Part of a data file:
((

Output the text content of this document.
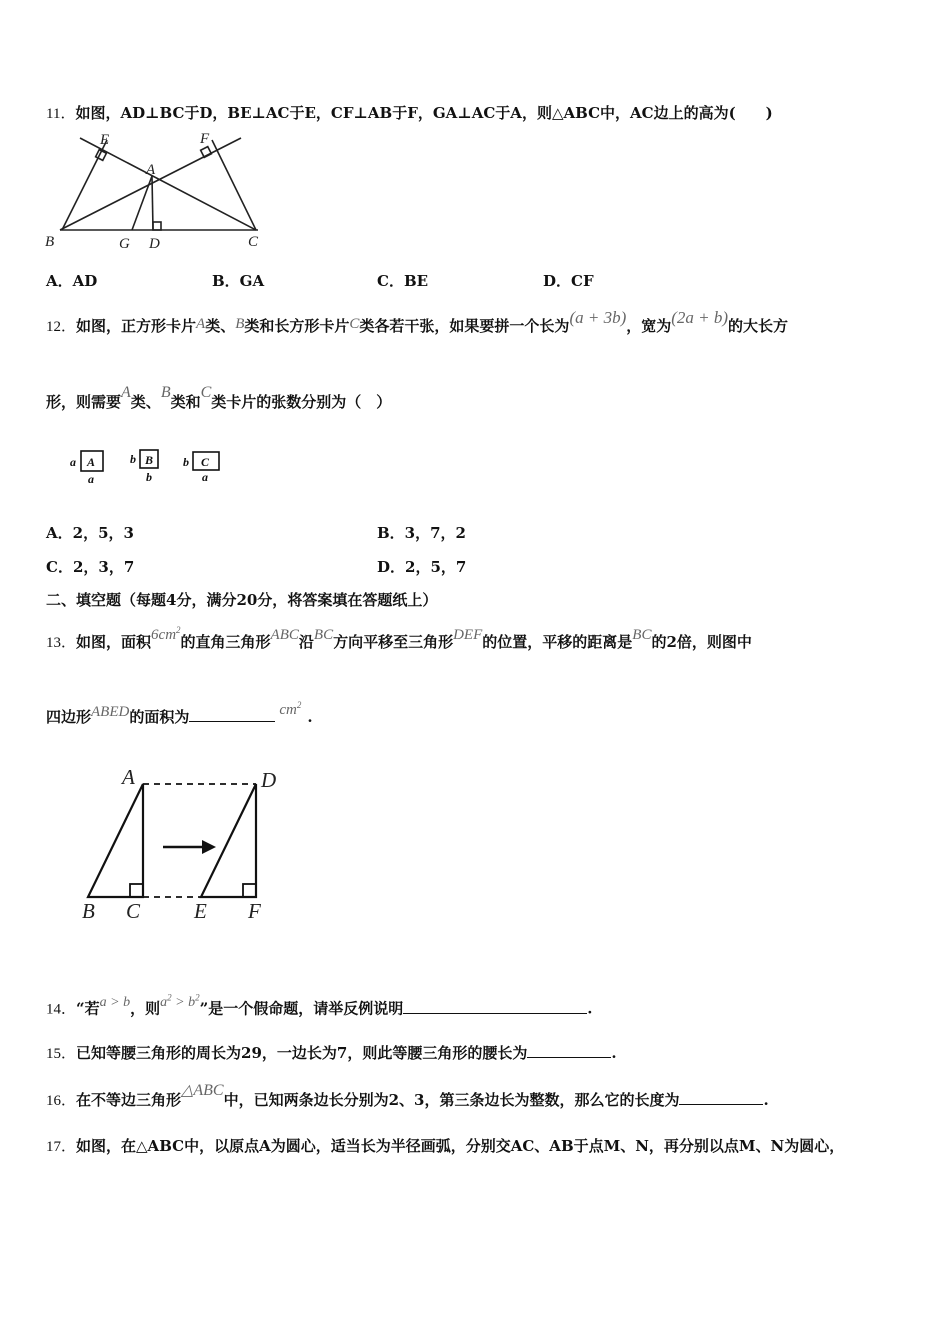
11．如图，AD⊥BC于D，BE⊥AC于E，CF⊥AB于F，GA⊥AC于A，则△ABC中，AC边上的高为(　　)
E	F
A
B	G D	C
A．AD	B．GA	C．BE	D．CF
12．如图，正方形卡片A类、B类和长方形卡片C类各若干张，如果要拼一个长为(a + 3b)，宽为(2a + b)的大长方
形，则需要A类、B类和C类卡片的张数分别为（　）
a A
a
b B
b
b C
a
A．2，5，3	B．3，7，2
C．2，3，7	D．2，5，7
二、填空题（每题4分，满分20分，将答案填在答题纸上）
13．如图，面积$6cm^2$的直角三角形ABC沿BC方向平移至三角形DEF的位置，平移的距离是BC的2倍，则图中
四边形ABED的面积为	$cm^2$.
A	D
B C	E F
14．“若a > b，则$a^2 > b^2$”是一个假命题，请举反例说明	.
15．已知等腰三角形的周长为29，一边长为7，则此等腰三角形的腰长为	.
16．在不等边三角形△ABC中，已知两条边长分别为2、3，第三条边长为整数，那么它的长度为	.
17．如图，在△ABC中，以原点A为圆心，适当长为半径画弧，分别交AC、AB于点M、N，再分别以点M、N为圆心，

))

● **Challenge**: Pictures are to be left out; repeat all the remaining data exactly.

● **Exercise result**:
Output the text content of this document.
11．如图，AD⊥BC于D，BE⊥AC于E，CF⊥AB于F，GA⊥AC于A，则△ABC中，AC边上的高为(　　)
E	F
A
B	G D	C
A．AD	B．GA	C．BE	D．CF
12．如图，正方形卡片A类、B类和长方形卡片C类各若干张，如果要拼一个长为(a + 3b)，宽为(2a + b)的大长方
形，则需要A类、B类和C类卡片的张数分别为（　）
a A
a
b B
b
b C
a
A．2，5，3	B．3，7，2
C．2，3，7	D．2，5，7
二、填空题（每题4分，满分20分，将答案填在答题纸上）
13．如图，面积$6cm^2$的直角三角形ABC沿BC方向平移至三角形DEF的位置，平移的距离是BC的2倍，则图中
四边形ABED的面积为	$cm^2$.
A	D
B C	E F
14．“若a > b，则$a^2 > b^2$”是一个假命题，请举反例说明	.
15．已知等腰三角形的周长为29，一边长为7，则此等腰三角形的腰长为	.
16．在不等边三角形△ABC中，已知两条边长分别为2、3，第三条边长为整数，那么它的长度为	.
17．如图，在△ABC中，以原点A为圆心，适当长为半径画弧，分别交AC、AB于点M、N，再分别以点M、N为圆心，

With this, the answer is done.